OBJECTIVE
Show every line in the records below that contains the word "Part".

Items from a dataset
---+---

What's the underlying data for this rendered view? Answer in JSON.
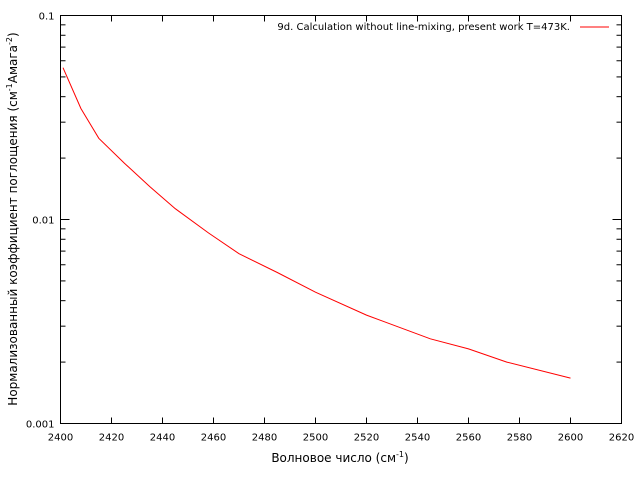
{
  "chart_data": {
    "type": "line",
    "title": "",
    "xlabel": "Волновое число (см",
    "xlabel_sup": "-1",
    "xlabel_tail": ")",
    "ylabel": "Нормализованный коэффициент поглощения (см",
    "ylabel_sup1": "-1",
    "ylabel_mid": "Амага",
    "ylabel_sup2": "-2",
    "ylabel_tail": ")",
    "xlim": [
      2400,
      2620
    ],
    "ylim": [
      0.001,
      0.1
    ],
    "yscale": "log",
    "xticks": [
      2400,
      2420,
      2440,
      2460,
      2480,
      2500,
      2520,
      2540,
      2560,
      2580,
      2600,
      2620
    ],
    "xtick_labels": [
      "2400",
      "2420",
      "2440",
      "2460",
      "2480",
      "2500",
      "2520",
      "2540",
      "2560",
      "2580",
      "2600",
      "2620"
    ],
    "yticks": [
      0.001,
      0.01,
      0.1
    ],
    "ytick_labels": [
      "0.001",
      "0.01",
      "0.1"
    ],
    "grid": false,
    "legend_position": "top-right",
    "series": [
      {
        "name": "9d. Calculation without line-mixing, present work T=473K.",
        "color": "#ff0000",
        "x": [
          2401,
          2408,
          2415,
          2425,
          2435,
          2445,
          2458,
          2470,
          2485,
          2500,
          2520,
          2545,
          2560,
          2575,
          2600
        ],
        "y": [
          0.0555,
          0.035,
          0.025,
          0.0189,
          0.0145,
          0.0113,
          0.0086,
          0.0068,
          0.0055,
          0.0044,
          0.0034,
          0.0026,
          0.00232,
          0.002,
          0.00167
        ]
      }
    ]
  }
}
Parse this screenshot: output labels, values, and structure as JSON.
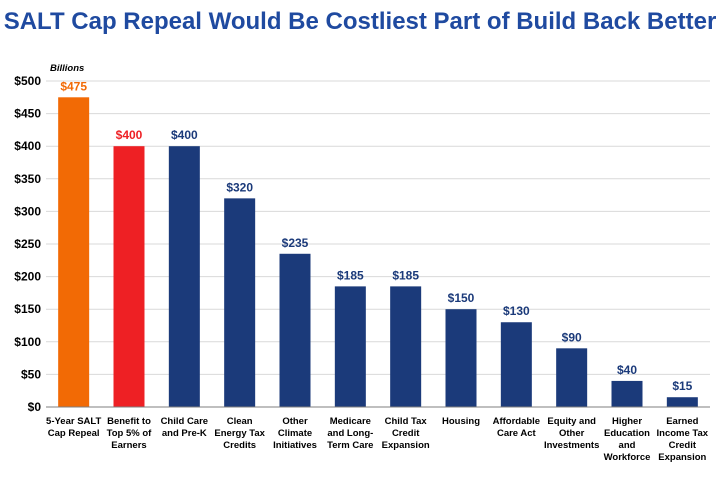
{
  "title": "SALT Cap Repeal Would Be Costliest Part of Build Back Better",
  "chart_data": {
    "type": "bar",
    "title": "SALT Cap Repeal Would Be Costliest Part of Build Back Better",
    "ylabel": "Billions",
    "xlabel": "",
    "ylim": [
      0,
      500
    ],
    "yticks": [
      0,
      50,
      100,
      150,
      200,
      250,
      300,
      350,
      400,
      450,
      500
    ],
    "ytick_labels": [
      "$0",
      "$50",
      "$100",
      "$150",
      "$200",
      "$250",
      "$300",
      "$350",
      "$400",
      "$450",
      "$500"
    ],
    "grid": true,
    "categories": [
      [
        "5-Year SALT",
        "Cap Repeal"
      ],
      [
        "Benefit to",
        "Top 5% of",
        "Earners"
      ],
      [
        "Child Care",
        "and Pre-K"
      ],
      [
        "Clean",
        "Energy Tax",
        "Credits"
      ],
      [
        "Other",
        "Climate",
        "Initiatives"
      ],
      [
        "Medicare",
        "and Long-",
        "Term Care"
      ],
      [
        "Child Tax",
        "Credit",
        "Expansion"
      ],
      [
        "Housing"
      ],
      [
        "Affordable",
        "Care Act"
      ],
      [
        "Equity and",
        "Other",
        "Investments"
      ],
      [
        "Higher",
        "Education",
        "and",
        "Workforce"
      ],
      [
        "Earned",
        "Income Tax",
        "Credit",
        "Expansion"
      ]
    ],
    "values": [
      475,
      400,
      400,
      320,
      235,
      185,
      185,
      150,
      130,
      90,
      40,
      15
    ],
    "data_labels": [
      "$475",
      "$400",
      "$400",
      "$320",
      "$235",
      "$185",
      "$185",
      "$150",
      "$130",
      "$90",
      "$40",
      "$15"
    ],
    "bar_colors": [
      "#f26a05",
      "#ee2024",
      "#1b3a7a",
      "#1b3a7a",
      "#1b3a7a",
      "#1b3a7a",
      "#1b3a7a",
      "#1b3a7a",
      "#1b3a7a",
      "#1b3a7a",
      "#1b3a7a",
      "#1b3a7a"
    ],
    "label_colors": [
      "#f26a05",
      "#ee2024",
      "#1b3a7a",
      "#1b3a7a",
      "#1b3a7a",
      "#1b3a7a",
      "#1b3a7a",
      "#1b3a7a",
      "#1b3a7a",
      "#1b3a7a",
      "#1b3a7a",
      "#1b3a7a"
    ]
  },
  "colors": {
    "title": "#1f4aa0",
    "grid": "#d9d9d9",
    "axis": "#7f7f7f"
  }
}
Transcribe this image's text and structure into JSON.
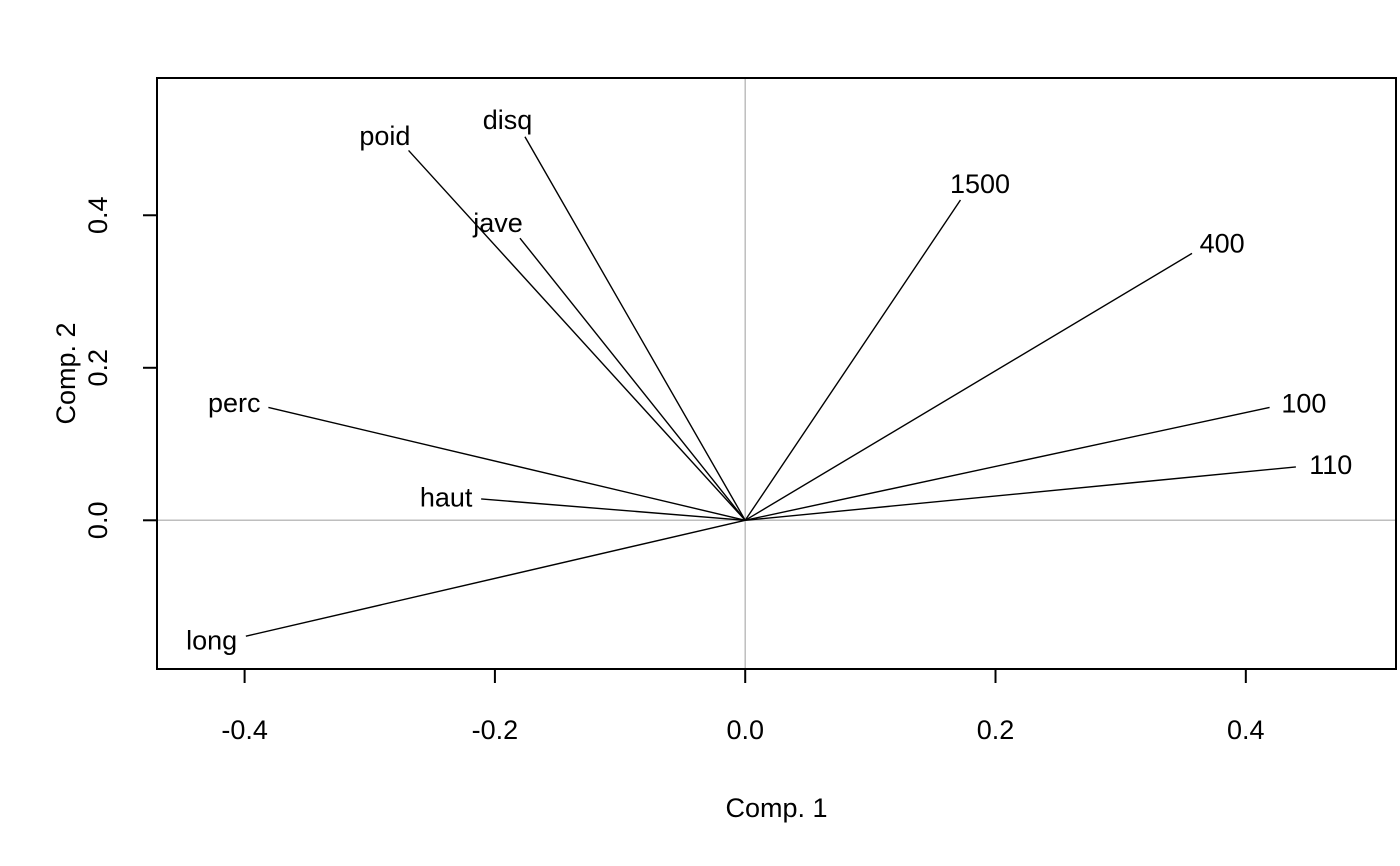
{
  "chart_data": {
    "type": "scatter",
    "subtype": "loadings-vector-plot",
    "title": "",
    "xlabel": "Comp. 1",
    "ylabel": "Comp. 2",
    "xlim": [
      -0.47,
      0.52
    ],
    "ylim": [
      -0.195,
      0.58
    ],
    "x_ticks": [
      -0.4,
      -0.2,
      0.0,
      0.2,
      0.4
    ],
    "y_ticks": [
      0.0,
      0.2,
      0.4
    ],
    "x_tick_labels": [
      "-0.4",
      "-0.2",
      "0.0",
      "0.2",
      "0.4"
    ],
    "y_tick_labels": [
      "0.0",
      "0.2",
      "0.4"
    ],
    "reference_lines": {
      "x": 0,
      "y": 0,
      "color": "#bebebe"
    },
    "grid": false,
    "legend": "none",
    "line_color": "#000000",
    "vectors": [
      {
        "name": "disq",
        "x": -0.176,
        "y": 0.503
      },
      {
        "name": "poid",
        "x": -0.269,
        "y": 0.485
      },
      {
        "name": "jave",
        "x": -0.18,
        "y": 0.37
      },
      {
        "name": "1500",
        "x": 0.172,
        "y": 0.42
      },
      {
        "name": "400",
        "x": 0.357,
        "y": 0.35
      },
      {
        "name": "perc",
        "x": -0.381,
        "y": 0.148
      },
      {
        "name": "100",
        "x": 0.419,
        "y": 0.148
      },
      {
        "name": "haut",
        "x": -0.211,
        "y": 0.028
      },
      {
        "name": "110",
        "x": 0.44,
        "y": 0.07
      },
      {
        "name": "long",
        "x": -0.399,
        "y": -0.152
      }
    ]
  }
}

---+---

RESULT OF THE TASK
  "title": "SALT Cap Repeal Would Be Costliest Part of Build Back Better",
    "title": "SALT Cap Repeal Would Be Costliest Part of Build Back Better",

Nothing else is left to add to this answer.